## YOUR OBJECTIVE
Update the listing below by changing each occurrence of "box-line" to "box-text", and keep every other line and character as it is.

## ENTRIES SHOWN
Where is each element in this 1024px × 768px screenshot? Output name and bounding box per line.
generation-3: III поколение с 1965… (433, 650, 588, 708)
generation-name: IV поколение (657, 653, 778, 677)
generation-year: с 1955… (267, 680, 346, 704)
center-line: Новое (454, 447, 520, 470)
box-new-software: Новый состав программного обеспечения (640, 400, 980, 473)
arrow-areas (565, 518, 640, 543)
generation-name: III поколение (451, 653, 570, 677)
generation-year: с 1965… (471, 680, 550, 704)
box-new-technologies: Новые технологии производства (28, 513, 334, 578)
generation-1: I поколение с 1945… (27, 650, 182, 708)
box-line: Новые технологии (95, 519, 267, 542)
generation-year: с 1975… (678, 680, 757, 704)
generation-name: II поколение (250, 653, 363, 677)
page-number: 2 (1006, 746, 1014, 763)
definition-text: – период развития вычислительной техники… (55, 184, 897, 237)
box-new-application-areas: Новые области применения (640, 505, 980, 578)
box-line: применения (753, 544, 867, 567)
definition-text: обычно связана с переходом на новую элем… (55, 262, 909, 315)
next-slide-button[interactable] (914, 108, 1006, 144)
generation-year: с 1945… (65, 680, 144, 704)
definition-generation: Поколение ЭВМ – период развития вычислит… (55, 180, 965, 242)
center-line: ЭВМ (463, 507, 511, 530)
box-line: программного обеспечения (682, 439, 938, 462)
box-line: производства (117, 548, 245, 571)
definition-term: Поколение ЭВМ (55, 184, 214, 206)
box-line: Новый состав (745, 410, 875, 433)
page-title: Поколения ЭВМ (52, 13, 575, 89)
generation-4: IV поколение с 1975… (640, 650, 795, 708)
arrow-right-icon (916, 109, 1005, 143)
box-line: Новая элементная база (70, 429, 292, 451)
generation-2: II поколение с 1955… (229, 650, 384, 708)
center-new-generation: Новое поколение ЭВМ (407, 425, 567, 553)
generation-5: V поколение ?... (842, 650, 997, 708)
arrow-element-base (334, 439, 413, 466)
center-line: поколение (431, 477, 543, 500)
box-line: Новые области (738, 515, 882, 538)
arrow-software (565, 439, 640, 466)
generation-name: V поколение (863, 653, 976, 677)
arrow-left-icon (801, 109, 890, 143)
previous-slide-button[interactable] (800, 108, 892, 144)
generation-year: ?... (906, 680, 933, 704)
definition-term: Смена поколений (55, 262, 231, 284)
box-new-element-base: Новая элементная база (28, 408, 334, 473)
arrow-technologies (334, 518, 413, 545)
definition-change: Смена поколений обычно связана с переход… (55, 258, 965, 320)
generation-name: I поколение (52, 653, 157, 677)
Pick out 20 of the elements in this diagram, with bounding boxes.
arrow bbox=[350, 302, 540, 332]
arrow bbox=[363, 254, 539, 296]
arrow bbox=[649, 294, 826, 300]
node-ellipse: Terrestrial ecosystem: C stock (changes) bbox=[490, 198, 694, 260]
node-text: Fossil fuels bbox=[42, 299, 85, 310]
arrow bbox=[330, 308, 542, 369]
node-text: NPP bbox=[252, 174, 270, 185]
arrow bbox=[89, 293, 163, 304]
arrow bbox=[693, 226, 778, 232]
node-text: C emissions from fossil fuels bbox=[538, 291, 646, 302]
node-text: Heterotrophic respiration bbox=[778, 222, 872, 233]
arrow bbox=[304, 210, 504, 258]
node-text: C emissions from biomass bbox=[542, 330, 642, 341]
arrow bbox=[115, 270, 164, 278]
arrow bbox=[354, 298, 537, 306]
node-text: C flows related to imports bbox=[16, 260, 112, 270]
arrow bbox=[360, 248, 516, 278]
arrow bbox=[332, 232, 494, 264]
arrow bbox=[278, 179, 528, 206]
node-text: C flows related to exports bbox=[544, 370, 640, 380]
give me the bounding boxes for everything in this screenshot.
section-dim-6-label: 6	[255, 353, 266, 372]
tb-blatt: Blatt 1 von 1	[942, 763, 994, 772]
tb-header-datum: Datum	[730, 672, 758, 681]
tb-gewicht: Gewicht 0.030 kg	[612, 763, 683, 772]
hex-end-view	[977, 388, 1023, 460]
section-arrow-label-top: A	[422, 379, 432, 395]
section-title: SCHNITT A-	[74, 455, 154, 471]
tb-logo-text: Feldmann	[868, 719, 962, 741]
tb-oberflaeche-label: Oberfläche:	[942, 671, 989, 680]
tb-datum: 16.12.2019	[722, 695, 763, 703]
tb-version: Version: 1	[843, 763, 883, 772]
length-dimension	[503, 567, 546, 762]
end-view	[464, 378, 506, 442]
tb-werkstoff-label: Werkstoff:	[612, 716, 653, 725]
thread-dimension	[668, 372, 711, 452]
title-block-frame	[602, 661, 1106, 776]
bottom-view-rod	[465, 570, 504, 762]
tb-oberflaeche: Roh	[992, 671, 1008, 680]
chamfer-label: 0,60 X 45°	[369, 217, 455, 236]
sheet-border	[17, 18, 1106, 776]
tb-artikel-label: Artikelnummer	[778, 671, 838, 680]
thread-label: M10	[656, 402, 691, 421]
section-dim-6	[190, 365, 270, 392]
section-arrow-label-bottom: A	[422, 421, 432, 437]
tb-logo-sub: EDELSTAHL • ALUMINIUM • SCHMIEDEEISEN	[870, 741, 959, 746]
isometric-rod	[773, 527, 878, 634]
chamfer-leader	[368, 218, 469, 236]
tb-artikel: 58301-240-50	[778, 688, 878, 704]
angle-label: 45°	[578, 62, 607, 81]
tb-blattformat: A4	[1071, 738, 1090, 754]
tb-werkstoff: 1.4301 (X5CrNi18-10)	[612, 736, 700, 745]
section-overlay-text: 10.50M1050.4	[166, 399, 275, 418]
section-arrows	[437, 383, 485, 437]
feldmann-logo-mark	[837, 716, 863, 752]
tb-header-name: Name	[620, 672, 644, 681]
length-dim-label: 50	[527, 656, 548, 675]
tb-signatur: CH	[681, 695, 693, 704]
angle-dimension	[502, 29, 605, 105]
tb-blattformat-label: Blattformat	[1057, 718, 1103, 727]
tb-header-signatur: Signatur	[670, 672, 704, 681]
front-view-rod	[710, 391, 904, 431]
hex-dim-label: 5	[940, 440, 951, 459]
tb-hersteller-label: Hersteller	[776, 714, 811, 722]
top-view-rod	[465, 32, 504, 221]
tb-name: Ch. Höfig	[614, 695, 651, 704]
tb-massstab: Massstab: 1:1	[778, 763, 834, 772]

## EXPECTED ANSWER
Where is each element in this 1024px × 768px screenshot? Output name and bounding box per line.
generation-3: III поколение с 1965… (433, 650, 588, 708)
generation-name: IV поколение (657, 653, 778, 677)
generation-year: с 1955… (267, 680, 346, 704)
center-line: Новое (454, 447, 520, 470)
box-new-software: Новый состав программного обеспечения (640, 400, 980, 473)
arrow-areas (565, 518, 640, 543)
generation-name: III поколение (451, 653, 570, 677)
generation-year: с 1965… (471, 680, 550, 704)
box-new-technologies: Новые технологии производства (28, 513, 334, 578)
generation-1: I поколение с 1945… (27, 650, 182, 708)
box-text: Новые технологии (95, 519, 267, 542)
generation-year: с 1975… (678, 680, 757, 704)
generation-name: II поколение (250, 653, 363, 677)
page-number: 2 (1006, 746, 1014, 763)
definition-text: – период развития вычислительной техники… (55, 184, 897, 237)
box-new-application-areas: Новые области применения (640, 505, 980, 578)
box-text: применения (753, 544, 867, 567)
definition-text: обычно связана с переходом на новую элем… (55, 262, 909, 315)
next-slide-button[interactable] (914, 108, 1006, 144)
generation-year: с 1945… (65, 680, 144, 704)
definition-generation: Поколение ЭВМ – период развития вычислит… (55, 180, 965, 242)
center-line: ЭВМ (463, 507, 511, 530)
box-text: программного обеспечения (682, 439, 938, 462)
box-text: производства (117, 548, 245, 571)
definition-term: Поколение ЭВМ (55, 184, 214, 206)
box-text: Новый состав (745, 410, 875, 433)
page-title: Поколения ЭВМ (52, 13, 575, 89)
generation-4: IV поколение с 1975… (640, 650, 795, 708)
arrow-right-icon (916, 109, 1005, 143)
box-text: Новая элементная база (70, 429, 292, 451)
generation-2: II поколение с 1955… (229, 650, 384, 708)
center-new-generation: Новое поколение ЭВМ (407, 425, 567, 553)
generation-5: V поколение ?... (842, 650, 997, 708)
arrow-element-base (334, 439, 413, 466)
center-line: поколение (431, 477, 543, 500)
box-text: Новые области (738, 515, 882, 538)
arrow-software (565, 439, 640, 466)
generation-name: V поколение (863, 653, 976, 677)
arrow-left-icon (801, 109, 890, 143)
previous-slide-button[interactable] (800, 108, 892, 144)
generation-year: ?... (906, 680, 933, 704)
definition-term: Смена поколений (55, 262, 231, 284)
box-new-element-base: Новая элементная база (28, 408, 334, 473)
arrow-technologies (334, 518, 413, 545)
definition-change: Смена поколений обычно связана с переход… (55, 258, 965, 320)
generation-name: I поколение (52, 653, 157, 677)
Pick out 20 of the elements in this diagram, with bounding boxes.
arrow bbox=[350, 302, 540, 332]
arrow bbox=[363, 254, 539, 296]
arrow bbox=[649, 294, 826, 300]
node-ellipse: Terrestrial ecosystem: C stock (changes) bbox=[490, 198, 694, 260]
node-text: Fossil fuels bbox=[42, 299, 85, 310]
arrow bbox=[330, 308, 542, 369]
node-text: NPP bbox=[252, 174, 270, 185]
arrow bbox=[89, 293, 163, 304]
arrow bbox=[693, 226, 778, 232]
node-text: C emissions from fossil fuels bbox=[538, 291, 646, 302]
node-text: Heterotrophic respiration bbox=[778, 222, 872, 233]
arrow bbox=[304, 210, 504, 258]
node-text: C emissions from biomass bbox=[542, 330, 642, 341]
arrow bbox=[115, 270, 164, 278]
arrow bbox=[354, 298, 537, 306]
node-text: C flows related to imports bbox=[16, 260, 112, 270]
arrow bbox=[360, 248, 516, 278]
arrow bbox=[332, 232, 494, 264]
arrow bbox=[278, 179, 528, 206]
node-text: C flows related to exports bbox=[544, 370, 640, 380]
give me the bounding boxes for everything in this screenshot.
section-dim-6-label: 6	[255, 353, 266, 372]
tb-blatt: Blatt 1 von 1	[942, 763, 994, 772]
tb-header-datum: Datum	[730, 672, 758, 681]
tb-gewicht: Gewicht 0.030 kg	[612, 763, 683, 772]
hex-end-view	[977, 388, 1023, 460]
section-arrow-label-top: A	[422, 379, 432, 395]
section-title: SCHNITT A-	[74, 455, 154, 471]
tb-logo-text: Feldmann	[868, 719, 962, 741]
tb-oberflaeche-label: Oberfläche:	[942, 671, 989, 680]
tb-datum: 16.12.2019	[722, 695, 763, 703]
tb-version: Version: 1	[843, 763, 883, 772]
length-dimension	[503, 567, 546, 762]
end-view	[464, 378, 506, 442]
tb-werkstoff-label: Werkstoff:	[612, 716, 653, 725]
thread-dimension	[668, 372, 711, 452]
title-block-frame	[602, 661, 1106, 776]
bottom-view-rod	[465, 570, 504, 762]
tb-oberflaeche: Roh	[992, 671, 1008, 680]
chamfer-label: 0,60 X 45°	[369, 217, 455, 236]
sheet-border	[17, 18, 1106, 776]
tb-artikel-label: Artikelnummer	[778, 671, 838, 680]
thread-label: M10	[656, 402, 691, 421]
section-dim-6	[190, 365, 270, 392]
section-arrow-label-bottom: A	[422, 421, 432, 437]
tb-logo-sub: EDELSTAHL • ALUMINIUM • SCHMIEDEEISEN	[870, 741, 959, 746]
isometric-rod	[773, 527, 878, 634]
chamfer-leader	[368, 218, 469, 236]
tb-artikel: 58301-240-50	[778, 688, 878, 704]
angle-label: 45°	[578, 62, 607, 81]
tb-blattformat: A4	[1071, 738, 1090, 754]
tb-werkstoff: 1.4301 (X5CrNi18-10)	[612, 736, 700, 745]
section-overlay-text: 10.50M1050.4	[166, 399, 275, 418]
section-arrows	[437, 383, 485, 437]
feldmann-logo-mark	[837, 716, 863, 752]
tb-header-name: Name	[620, 672, 644, 681]
length-dim-label: 50	[527, 656, 548, 675]
tb-signatur: CH	[681, 695, 693, 704]
angle-dimension	[502, 29, 605, 105]
tb-blattformat-label: Blattformat	[1057, 718, 1103, 727]
tb-header-signatur: Signatur	[670, 672, 704, 681]
front-view-rod	[710, 391, 904, 431]
hex-dim-label: 5	[940, 440, 951, 459]
tb-hersteller-label: Hersteller	[776, 714, 811, 722]
top-view-rod	[465, 32, 504, 221]
tb-name: Ch. Höfig	[614, 695, 651, 704]
tb-massstab: Massstab: 1:1	[778, 763, 834, 772]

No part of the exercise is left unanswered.